◆ Aim of the exercise
In the entries that follow, how many lines contain "花单生枝顶"? Answer with the number only.

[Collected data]
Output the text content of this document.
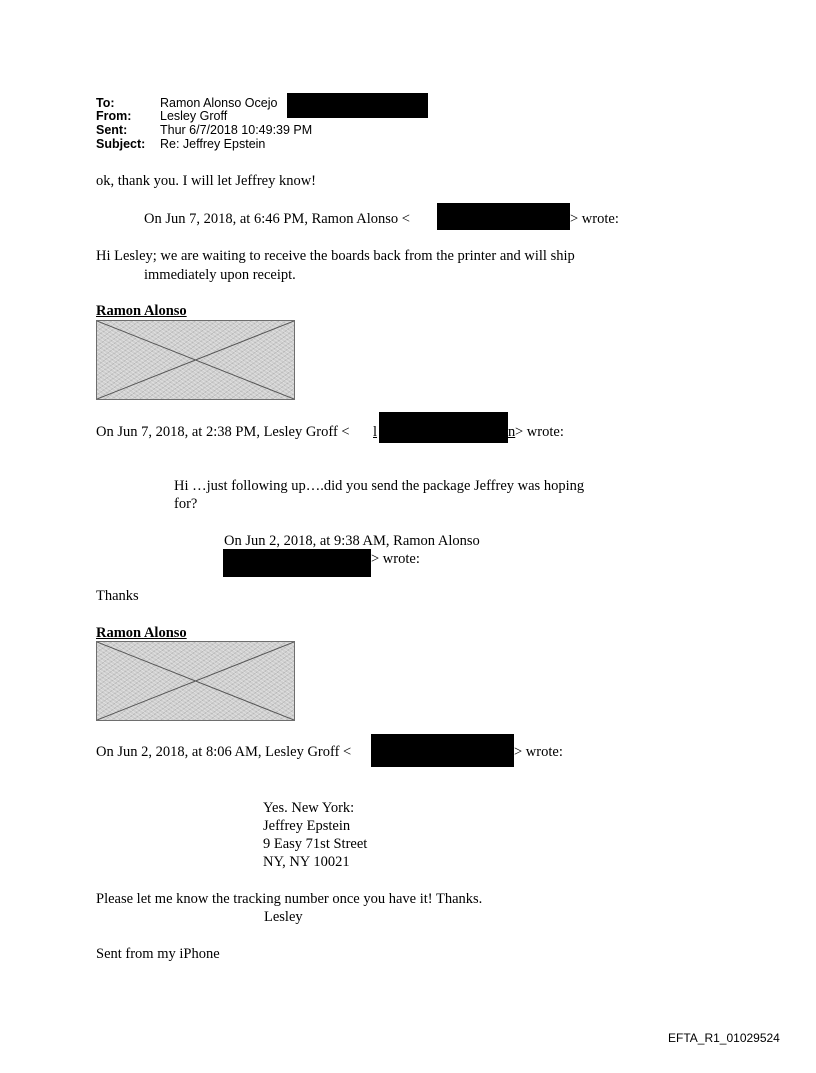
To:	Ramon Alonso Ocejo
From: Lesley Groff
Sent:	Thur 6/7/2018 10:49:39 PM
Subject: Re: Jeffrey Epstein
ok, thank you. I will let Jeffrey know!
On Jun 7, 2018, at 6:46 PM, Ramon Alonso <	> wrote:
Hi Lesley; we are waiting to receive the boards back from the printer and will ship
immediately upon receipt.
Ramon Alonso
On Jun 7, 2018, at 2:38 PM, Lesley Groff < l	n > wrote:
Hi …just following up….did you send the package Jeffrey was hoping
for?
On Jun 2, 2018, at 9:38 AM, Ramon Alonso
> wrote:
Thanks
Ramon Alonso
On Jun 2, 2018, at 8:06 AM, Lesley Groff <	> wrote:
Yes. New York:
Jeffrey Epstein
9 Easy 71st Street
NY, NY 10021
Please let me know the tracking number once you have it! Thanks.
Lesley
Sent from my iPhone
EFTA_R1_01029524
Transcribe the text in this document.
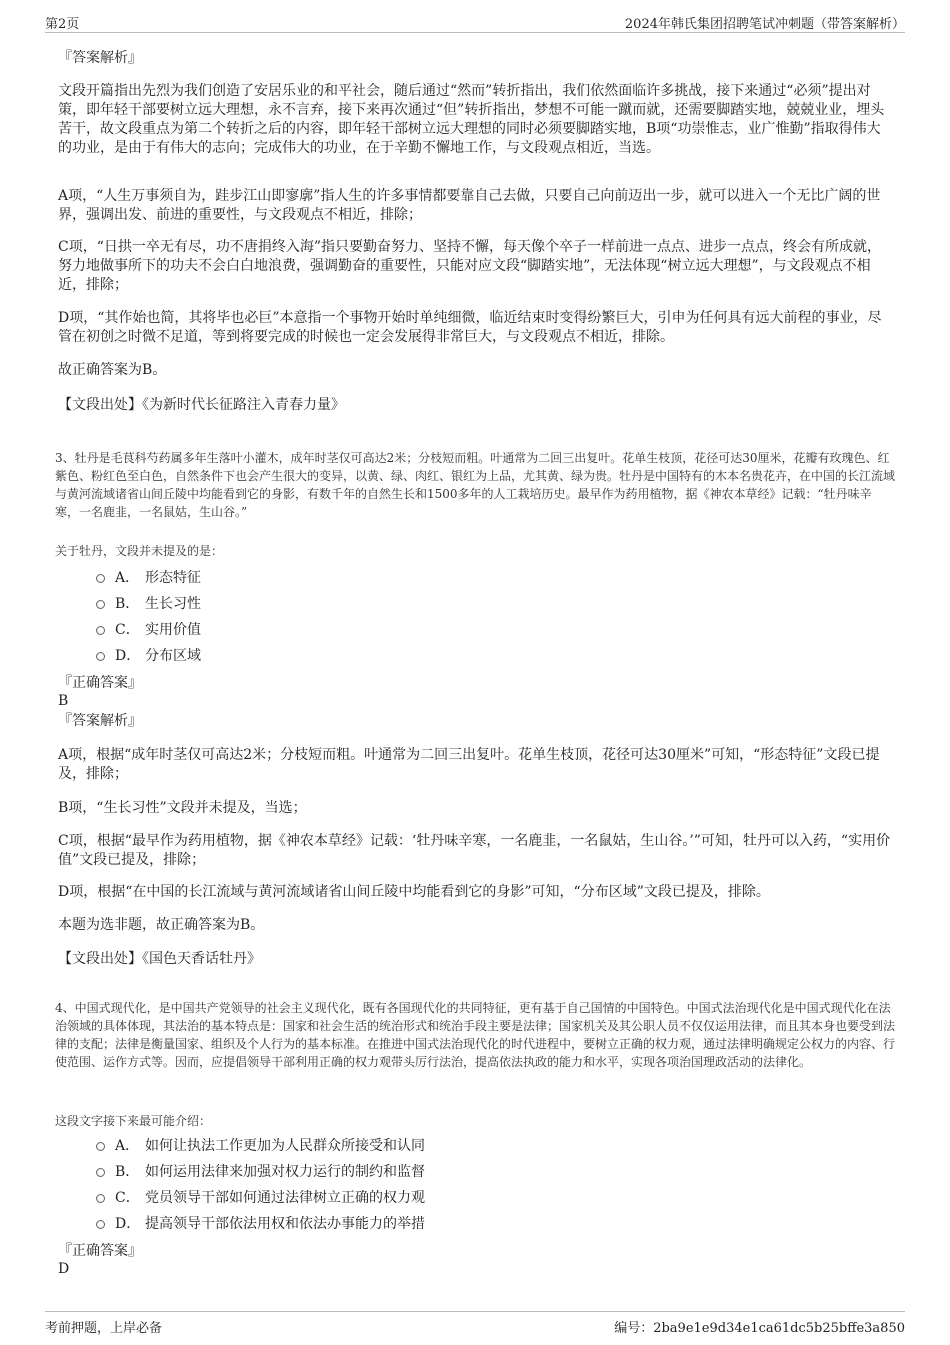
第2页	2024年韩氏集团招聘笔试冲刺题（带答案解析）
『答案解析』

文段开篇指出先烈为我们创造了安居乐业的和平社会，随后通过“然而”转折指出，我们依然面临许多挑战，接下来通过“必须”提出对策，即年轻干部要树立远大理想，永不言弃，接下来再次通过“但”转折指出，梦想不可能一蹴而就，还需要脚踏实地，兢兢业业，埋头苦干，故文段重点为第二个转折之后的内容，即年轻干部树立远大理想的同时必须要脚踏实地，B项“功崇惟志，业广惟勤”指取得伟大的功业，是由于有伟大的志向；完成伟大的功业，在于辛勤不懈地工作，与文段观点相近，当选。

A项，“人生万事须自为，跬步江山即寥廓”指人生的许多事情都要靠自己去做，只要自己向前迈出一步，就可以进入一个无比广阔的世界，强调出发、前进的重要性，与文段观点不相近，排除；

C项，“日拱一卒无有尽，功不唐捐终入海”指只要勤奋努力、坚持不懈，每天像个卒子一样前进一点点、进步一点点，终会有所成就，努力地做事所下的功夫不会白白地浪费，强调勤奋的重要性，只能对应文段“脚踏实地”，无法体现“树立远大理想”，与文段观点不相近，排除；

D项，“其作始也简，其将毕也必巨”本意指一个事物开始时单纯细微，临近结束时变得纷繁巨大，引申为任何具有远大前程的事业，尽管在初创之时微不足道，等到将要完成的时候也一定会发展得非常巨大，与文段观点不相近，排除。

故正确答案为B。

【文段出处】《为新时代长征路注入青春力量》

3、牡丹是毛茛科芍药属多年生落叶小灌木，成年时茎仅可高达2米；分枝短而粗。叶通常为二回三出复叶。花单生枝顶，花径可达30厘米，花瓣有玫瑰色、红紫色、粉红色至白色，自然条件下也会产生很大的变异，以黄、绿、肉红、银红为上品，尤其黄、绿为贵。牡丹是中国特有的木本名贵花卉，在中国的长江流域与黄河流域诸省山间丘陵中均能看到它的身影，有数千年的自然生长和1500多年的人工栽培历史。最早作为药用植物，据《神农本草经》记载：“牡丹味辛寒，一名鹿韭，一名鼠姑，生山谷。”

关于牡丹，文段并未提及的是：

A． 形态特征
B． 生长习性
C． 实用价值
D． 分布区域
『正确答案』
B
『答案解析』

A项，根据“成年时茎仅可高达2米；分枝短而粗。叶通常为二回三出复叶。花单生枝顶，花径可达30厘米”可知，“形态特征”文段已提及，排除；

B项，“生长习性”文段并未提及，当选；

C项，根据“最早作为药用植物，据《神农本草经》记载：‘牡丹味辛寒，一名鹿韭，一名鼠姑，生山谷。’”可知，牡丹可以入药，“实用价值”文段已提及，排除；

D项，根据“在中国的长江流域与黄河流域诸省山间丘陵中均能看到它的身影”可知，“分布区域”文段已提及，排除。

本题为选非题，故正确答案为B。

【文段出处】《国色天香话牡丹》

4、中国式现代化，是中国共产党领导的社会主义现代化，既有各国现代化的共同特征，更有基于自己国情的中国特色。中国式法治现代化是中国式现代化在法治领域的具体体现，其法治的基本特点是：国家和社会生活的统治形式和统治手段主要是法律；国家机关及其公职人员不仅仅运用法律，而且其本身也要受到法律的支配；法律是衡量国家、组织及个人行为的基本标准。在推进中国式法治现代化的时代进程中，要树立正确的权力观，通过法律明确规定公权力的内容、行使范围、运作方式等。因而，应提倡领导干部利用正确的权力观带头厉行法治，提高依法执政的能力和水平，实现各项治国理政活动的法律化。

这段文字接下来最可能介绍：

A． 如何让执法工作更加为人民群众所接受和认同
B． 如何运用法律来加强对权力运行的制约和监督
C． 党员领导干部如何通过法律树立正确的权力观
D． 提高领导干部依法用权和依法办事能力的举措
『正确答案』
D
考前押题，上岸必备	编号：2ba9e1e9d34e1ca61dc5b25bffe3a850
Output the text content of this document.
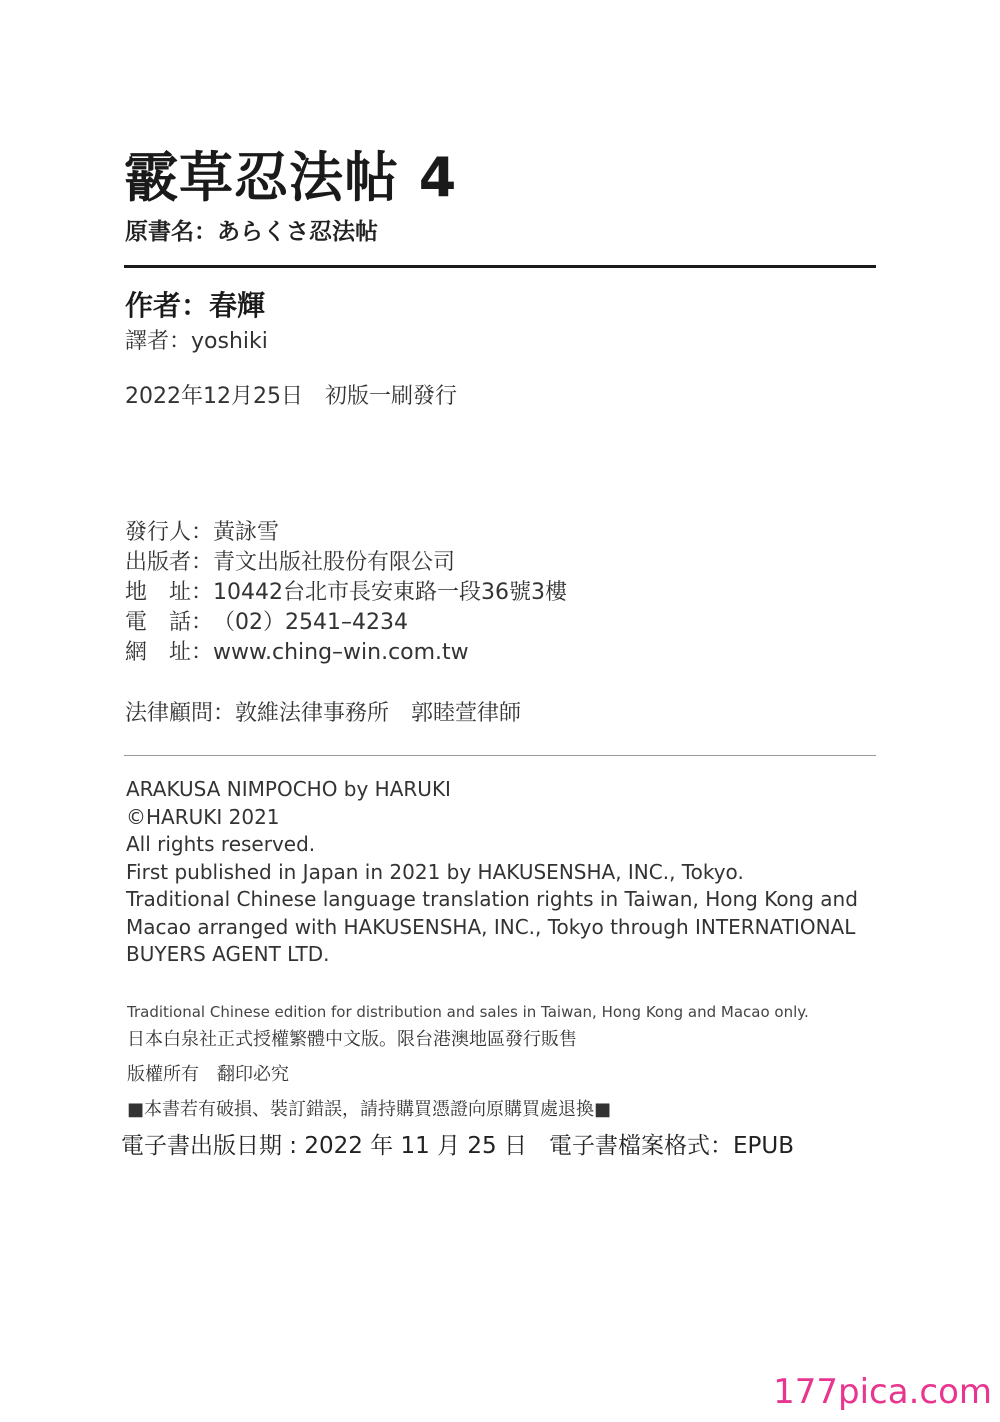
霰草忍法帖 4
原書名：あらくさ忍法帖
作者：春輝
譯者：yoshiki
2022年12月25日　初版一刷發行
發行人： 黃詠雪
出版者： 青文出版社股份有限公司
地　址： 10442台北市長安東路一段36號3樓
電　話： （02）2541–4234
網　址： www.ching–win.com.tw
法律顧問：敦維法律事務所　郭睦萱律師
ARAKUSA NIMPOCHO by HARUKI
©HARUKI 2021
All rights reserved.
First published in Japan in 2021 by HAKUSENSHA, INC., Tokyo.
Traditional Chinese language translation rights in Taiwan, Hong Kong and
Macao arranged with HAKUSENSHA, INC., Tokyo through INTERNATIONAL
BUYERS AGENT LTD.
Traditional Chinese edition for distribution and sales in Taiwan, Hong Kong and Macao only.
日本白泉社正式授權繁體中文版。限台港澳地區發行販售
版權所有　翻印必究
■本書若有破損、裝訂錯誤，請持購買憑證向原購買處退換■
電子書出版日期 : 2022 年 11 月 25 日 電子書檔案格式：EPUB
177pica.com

◆ Solution for this exercise
2